● Stated task
Check each line of the records for "commerciale"; collect those that have it.

Source records:

+ + + + + + +

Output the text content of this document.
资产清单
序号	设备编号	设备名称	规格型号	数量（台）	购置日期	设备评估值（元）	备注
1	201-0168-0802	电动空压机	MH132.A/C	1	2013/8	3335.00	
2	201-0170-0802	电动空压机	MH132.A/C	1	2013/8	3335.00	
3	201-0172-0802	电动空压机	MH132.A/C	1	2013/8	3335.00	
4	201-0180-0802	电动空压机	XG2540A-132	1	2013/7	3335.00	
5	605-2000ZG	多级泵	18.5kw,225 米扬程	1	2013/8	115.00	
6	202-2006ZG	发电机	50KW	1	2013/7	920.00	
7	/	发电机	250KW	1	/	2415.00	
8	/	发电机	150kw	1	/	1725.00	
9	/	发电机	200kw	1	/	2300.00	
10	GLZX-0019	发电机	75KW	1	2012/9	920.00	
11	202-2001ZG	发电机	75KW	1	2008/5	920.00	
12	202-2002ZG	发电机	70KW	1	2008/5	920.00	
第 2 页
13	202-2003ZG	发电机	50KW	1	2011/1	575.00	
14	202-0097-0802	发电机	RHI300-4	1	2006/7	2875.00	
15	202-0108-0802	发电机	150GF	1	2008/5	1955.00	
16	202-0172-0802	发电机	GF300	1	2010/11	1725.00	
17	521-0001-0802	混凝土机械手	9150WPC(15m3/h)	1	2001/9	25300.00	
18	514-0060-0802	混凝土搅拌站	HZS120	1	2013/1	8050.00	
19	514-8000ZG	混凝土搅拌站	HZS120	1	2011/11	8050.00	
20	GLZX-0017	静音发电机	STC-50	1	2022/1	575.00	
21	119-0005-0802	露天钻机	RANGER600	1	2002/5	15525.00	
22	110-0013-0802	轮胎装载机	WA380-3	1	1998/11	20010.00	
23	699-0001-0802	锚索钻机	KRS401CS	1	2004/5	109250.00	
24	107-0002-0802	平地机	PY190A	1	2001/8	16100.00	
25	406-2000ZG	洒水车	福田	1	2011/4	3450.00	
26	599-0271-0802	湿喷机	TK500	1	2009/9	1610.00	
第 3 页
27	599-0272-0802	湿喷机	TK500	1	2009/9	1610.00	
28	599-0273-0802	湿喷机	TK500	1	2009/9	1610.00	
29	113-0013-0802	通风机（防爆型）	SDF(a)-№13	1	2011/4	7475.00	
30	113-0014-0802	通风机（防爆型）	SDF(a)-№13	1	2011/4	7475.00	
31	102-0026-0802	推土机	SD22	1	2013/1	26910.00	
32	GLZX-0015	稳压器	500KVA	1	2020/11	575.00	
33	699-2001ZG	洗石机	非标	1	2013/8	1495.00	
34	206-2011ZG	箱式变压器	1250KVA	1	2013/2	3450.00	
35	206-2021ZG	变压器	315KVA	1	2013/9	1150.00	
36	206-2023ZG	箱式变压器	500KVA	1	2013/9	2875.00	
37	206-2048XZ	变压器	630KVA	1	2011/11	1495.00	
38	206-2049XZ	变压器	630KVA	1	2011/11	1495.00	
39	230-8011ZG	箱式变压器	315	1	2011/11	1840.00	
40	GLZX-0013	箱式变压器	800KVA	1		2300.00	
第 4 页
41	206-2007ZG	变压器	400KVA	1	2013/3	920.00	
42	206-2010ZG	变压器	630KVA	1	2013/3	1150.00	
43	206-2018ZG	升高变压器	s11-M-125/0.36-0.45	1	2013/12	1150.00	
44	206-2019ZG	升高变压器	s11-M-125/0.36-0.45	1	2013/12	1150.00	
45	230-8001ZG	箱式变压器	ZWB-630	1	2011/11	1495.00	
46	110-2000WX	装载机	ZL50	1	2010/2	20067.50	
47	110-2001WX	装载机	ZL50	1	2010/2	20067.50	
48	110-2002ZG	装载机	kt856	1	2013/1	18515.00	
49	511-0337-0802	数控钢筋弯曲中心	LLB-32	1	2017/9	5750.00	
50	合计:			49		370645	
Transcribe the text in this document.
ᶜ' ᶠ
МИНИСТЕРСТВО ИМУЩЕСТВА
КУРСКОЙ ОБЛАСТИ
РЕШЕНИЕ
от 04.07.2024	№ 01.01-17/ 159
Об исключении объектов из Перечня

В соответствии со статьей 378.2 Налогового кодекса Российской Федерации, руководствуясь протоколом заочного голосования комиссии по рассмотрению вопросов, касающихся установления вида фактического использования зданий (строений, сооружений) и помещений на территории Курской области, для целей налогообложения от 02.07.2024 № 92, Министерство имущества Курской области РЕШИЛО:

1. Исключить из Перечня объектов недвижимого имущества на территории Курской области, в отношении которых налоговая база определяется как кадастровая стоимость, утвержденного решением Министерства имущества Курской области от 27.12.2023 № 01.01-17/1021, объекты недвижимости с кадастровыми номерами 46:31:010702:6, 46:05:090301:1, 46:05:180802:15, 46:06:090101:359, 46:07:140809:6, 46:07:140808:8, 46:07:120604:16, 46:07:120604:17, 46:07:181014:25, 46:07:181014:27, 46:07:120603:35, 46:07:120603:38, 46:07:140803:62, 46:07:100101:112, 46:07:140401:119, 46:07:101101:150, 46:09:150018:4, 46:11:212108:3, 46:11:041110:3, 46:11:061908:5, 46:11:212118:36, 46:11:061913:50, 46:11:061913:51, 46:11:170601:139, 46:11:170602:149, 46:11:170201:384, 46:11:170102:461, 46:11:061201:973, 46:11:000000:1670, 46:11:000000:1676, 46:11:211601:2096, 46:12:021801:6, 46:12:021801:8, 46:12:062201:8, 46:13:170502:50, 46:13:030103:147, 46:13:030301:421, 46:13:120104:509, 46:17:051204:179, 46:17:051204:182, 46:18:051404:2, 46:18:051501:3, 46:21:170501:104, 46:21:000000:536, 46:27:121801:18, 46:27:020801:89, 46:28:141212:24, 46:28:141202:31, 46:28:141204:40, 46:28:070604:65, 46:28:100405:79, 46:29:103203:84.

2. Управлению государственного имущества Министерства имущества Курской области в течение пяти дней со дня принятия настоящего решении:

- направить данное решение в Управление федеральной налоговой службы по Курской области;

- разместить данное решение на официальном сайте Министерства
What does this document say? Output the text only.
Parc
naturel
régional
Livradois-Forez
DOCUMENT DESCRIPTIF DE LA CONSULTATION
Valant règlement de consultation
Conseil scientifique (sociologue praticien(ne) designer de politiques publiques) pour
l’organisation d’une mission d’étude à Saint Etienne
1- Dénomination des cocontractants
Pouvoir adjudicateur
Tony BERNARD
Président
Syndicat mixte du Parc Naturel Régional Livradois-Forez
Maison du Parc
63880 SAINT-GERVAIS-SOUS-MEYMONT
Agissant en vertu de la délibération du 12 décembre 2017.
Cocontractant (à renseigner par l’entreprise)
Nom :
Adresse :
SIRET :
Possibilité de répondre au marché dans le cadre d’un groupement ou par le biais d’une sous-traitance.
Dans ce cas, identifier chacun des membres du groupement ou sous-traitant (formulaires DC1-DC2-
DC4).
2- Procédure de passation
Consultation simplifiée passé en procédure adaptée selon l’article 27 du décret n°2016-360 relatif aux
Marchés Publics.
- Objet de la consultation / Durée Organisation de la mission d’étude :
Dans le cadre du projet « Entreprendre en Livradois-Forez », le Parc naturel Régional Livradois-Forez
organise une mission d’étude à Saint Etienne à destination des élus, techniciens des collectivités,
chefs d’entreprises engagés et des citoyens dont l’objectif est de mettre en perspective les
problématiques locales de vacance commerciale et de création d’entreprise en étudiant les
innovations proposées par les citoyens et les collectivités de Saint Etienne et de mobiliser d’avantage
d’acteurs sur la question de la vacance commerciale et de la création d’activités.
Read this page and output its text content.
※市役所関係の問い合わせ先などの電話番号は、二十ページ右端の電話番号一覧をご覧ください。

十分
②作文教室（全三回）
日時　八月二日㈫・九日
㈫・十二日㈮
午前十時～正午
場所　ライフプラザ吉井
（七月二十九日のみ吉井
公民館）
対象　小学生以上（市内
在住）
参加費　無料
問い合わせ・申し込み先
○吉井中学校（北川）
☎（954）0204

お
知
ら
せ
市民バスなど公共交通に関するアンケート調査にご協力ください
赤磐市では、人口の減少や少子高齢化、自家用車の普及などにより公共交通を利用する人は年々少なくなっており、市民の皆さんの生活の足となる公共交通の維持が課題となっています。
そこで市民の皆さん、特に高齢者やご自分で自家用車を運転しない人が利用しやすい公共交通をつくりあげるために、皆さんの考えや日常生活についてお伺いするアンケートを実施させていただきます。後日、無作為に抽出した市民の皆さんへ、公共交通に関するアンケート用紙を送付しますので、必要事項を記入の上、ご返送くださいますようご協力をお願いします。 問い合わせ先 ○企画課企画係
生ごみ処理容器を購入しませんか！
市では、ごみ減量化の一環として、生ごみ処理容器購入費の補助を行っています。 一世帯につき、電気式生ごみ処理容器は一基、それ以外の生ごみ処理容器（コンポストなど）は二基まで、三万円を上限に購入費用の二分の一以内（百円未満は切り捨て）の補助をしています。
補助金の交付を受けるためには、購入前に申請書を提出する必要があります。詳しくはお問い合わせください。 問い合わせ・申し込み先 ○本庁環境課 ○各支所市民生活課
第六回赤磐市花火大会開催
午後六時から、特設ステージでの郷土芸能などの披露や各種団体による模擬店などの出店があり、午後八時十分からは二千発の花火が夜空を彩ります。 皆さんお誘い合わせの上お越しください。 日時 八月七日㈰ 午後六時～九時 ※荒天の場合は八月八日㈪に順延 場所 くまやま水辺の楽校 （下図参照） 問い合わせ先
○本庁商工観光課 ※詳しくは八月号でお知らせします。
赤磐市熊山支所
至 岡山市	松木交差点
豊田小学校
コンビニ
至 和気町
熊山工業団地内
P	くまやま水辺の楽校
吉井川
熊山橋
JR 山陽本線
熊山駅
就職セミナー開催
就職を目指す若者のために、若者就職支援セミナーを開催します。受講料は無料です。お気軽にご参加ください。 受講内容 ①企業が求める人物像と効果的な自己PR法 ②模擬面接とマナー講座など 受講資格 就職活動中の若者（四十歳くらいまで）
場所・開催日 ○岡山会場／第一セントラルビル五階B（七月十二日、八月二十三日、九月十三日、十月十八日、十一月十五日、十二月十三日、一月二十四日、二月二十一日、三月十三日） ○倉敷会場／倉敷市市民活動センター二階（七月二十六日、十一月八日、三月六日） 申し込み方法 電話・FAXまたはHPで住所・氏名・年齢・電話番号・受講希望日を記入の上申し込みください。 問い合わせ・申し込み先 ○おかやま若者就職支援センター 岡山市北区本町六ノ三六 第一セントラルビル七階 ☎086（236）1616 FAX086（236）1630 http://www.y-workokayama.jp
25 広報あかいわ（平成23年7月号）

+ + + + + + +

● Result of the exercise
problématiques locales de vacance commerciale et de création d’entreprise en étudiant les
d’acteurs sur la question de la vacance commerciale et de la création d’activités.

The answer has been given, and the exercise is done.